=== Recorded information ===
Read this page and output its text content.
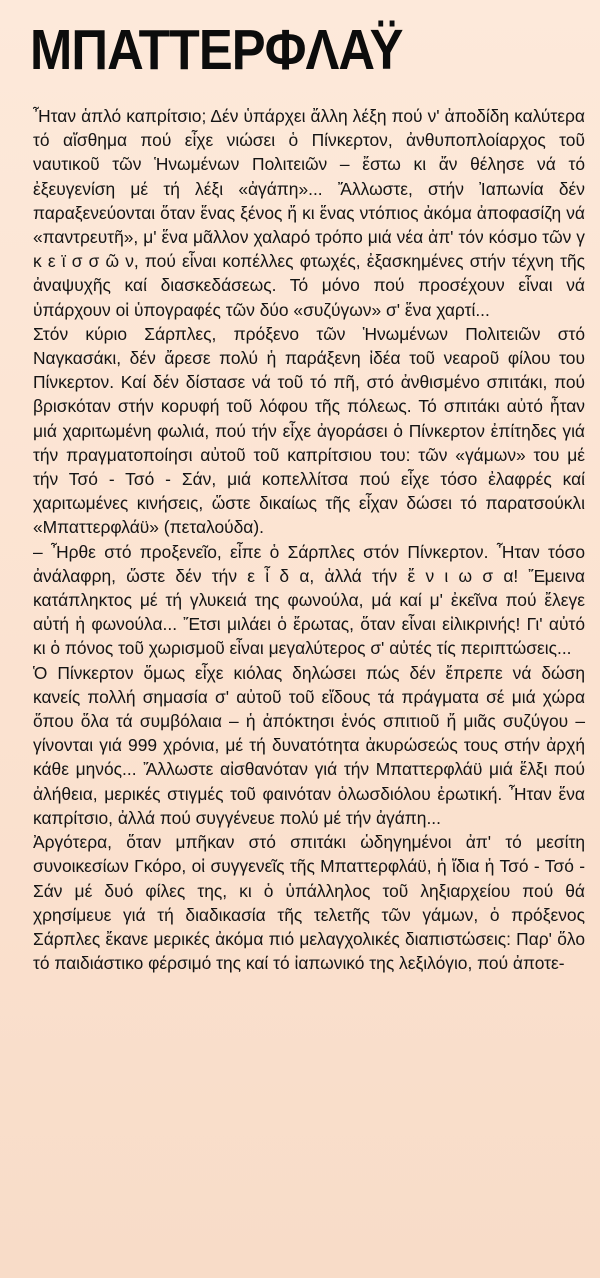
ΜΠΑΤΤΕΡΦΛΑΫ

Ἦταν ἁπλό καπρίτσιο; Δέν ὑπάρχει ἄλλη λέξη πού ν' ἀποδίδη καλύτερα τό αἴσθημα πού εἶχε νιώσει ὁ Πίνκερτον, ἀνθυποπλοίαρχος τοῦ ναυτικοῦ τῶν Ἡνωμένων Πολιτειῶν – ἔστω κι ἄν θέλησε νά τό ἐξευγενίση μέ τή λέξι «ἀγάπη»... Ἄλλωστε, στήν Ἰαπωνία δέν παραξενεύονται ὅταν ἕνας ξένος ἤ κι ἕνας ντόπιος ἀκόμα ἀποφασίζη νά «παντρευτῆ», μ' ἕνα μᾶλλον χαλαρό τρόπο μιά νέα ἀπ' τόν κόσμο τῶν γ κ ε ϊ σ σ ῶ ν, πού εἶναι κοπέλλες φτωχές, ἐξασκημένες στήν τέχνη τῆς ἀναψυχῆς καί διασκεδάσεως. Τό μόνο πού προσέχουν εἶναι νά ὑπάρχουν οἱ ὑπογραφές τῶν δύο «συζύγων» σ' ἕνα χαρτί...

Στόν κύριο Σάρπλες, πρόξενο τῶν Ἡνωμένων Πολιτειῶν στό Ναγκασάκι, δέν ἄρεσε πολύ ἡ παράξενη ἰδέα τοῦ νεαροῦ φίλου του Πίνκερτον. Καί δέν δίστασε νά τοῦ τό πῆ, στό ἀνθισμένο σπιτάκι, πού βρισκόταν στήν κορυφή τοῦ λόφου τῆς πόλεως. Τό σπιτάκι αὐτό ἦταν μιά χαριτωμένη φωλιά, πού τήν εἶχε ἀγοράσει ὁ Πίνκερτον ἐπίτηδες γιά τήν πραγματοποίησι αὐτοῦ τοῦ καπρίτσιου του: τῶν «γάμων» του μέ τήν Τσό - Τσό - Σάν, μιά κοπελλίτσα πού εἶχε τόσο ἐλαφρές καί χαριτωμένες κινήσεις, ὥστε δικαίως τῆς εἶχαν δώσει τό παρατσούκλι «Μπαττερφλάϋ» (πεταλούδα).

– Ἦρθε στό προξενεῖο, εἶπε ὁ Σάρπλες στόν Πίνκερτον. Ἦταν τόσο ἀνάλαφρη, ὥστε δέν τήν ε ἶ δ α, ἀλλά τήν ἔ ν ι ω σ α! Ἔμεινα κατάπληκτος μέ τή γλυκειά της φωνούλα, μά καί μ' ἐκεῖνα πού ἔλεγε αὐτή ἡ φωνούλα... Ἔτσι μιλάει ὁ ἔρωτας, ὅταν εἶναι εἰλικρινής! Γι' αὐτό κι ὁ πόνος τοῦ χωρισμοῦ εἶναι μεγαλύτερος σ' αὐτές τίς περιπτώσεις...

Ὁ Πίνκερτον ὅμως εἶχε κιόλας δηλώσει πώς δέν ἔπρεπε νά δώση κανείς πολλή σημασία σ' αὐτοῦ τοῦ εἴδους τά πράγματα σέ μιά χώρα ὅπου ὅλα τά συμβόλαια – ἡ ἀπόκτησι ἑνός σπιτιοῦ ἤ μιᾶς συζύγου – γίνονται γιά 999 χρόνια, μέ τή δυνατότητα ἀκυρώσεώς τους στήν ἀρχή κάθε μηνός... Ἄλλωστε αἰσθανόταν γιά τήν Μπαττερφλάϋ μιά ἕλξι πού ἀλήθεια, μερικές στιγμές τοῦ φαινόταν ὁλωσδιόλου ἐρωτική. Ἦταν ἕνα καπρίτσιο, ἀλλά πού συγγένευε πολύ μέ τήν ἀγάπη...

Ἀργότερα, ὅταν μπῆκαν στό σπιτάκι ὡδηγημένοι ἀπ' τό μεσίτη συνοικεσίων Γκόρο, οἱ συγγενεῖς τῆς Μπαττερφλάϋ, ἡ ἴδια ἡ Τσό - Τσό - Σάν μέ δυό φίλες της, κι ὁ ὑπάλληλος τοῦ ληξιαρχείου πού θά χρησίμευε γιά τή διαδικασία τῆς τελετῆς τῶν γάμων, ὁ πρόξενος Σάρπλες ἔκανε μερικές ἀκόμα πιό μελαγχολικές διαπιστώσεις: Παρ' ὅλο τό παιδιάστικο φέρσιμό της καί τό ἰαπωνικό της λεξιλόγιο, πού ἀποτε-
===
--- Problem requirements ---
Find the word "Ἄλλωστε" in the entries above and gather every line that holds it.

--- Response to the task ---
Ἦταν ἁπλό καπρίτσιο; Δέν ὑπάρχει ἄλλη λέξη πού ν' ἀποδίδη καλύτερα τό αἴσθημα πού εἶχε νιώσει ὁ Πίνκερτον, ἀνθυποπλοίαρχος τοῦ ναυτικοῦ τῶν Ἡνωμένων Πολιτειῶν – ἔστω κι ἄν θέλησε νά τό ἐξευγενίση μέ τή λέξι «ἀγάπη»... Ἄλλωστε, στήν Ἰαπωνία δέν παραξενεύονται ὅταν ἕνας ξένος ἤ κι ἕνας ντόπιος ἀκόμα ἀποφασίζη νά «παντρευτῆ», μ' ἕνα μᾶλλον χαλαρό τρόπο μιά νέα ἀπ' τόν κόσμο τῶν γ κ ε ϊ σ σ ῶ ν, πού εἶναι κοπέλλες φτωχές, ἐξασκημένες στήν τέχνη τῆς ἀναψυχῆς καί διασκεδάσεως. Τό μόνο πού προσέχουν εἶναι νά ὑπάρχουν οἱ ὑπογραφές τῶν δύο «συζύγων» σ' ἕνα χαρτί...
Ὁ Πίνκερτον ὅμως εἶχε κιόλας δηλώσει πώς δέν ἔπρεπε νά δώση κανείς πολλή σημασία σ' αὐτοῦ τοῦ εἴδους τά πράγματα σέ μιά χώρα ὅπου ὅλα τά συμβόλαια – ἡ ἀπόκτησι ἑνός σπιτιοῦ ἤ μιᾶς συζύγου – γίνονται γιά 999 χρόνια, μέ τή δυνατότητα ἀκυρώσεώς τους στήν ἀρχή κάθε μηνός... Ἄλλωστε αἰσθανόταν γιά τήν Μπαττερφλάϋ μιά ἕλξι πού ἀλήθεια, μερικές στιγμές τοῦ φαινόταν ὁλωσδιόλου ἐρωτική. Ἦταν ἕνα καπρίτσιο, ἀλλά πού συγγένευε πολύ μέ τήν ἀγάπη...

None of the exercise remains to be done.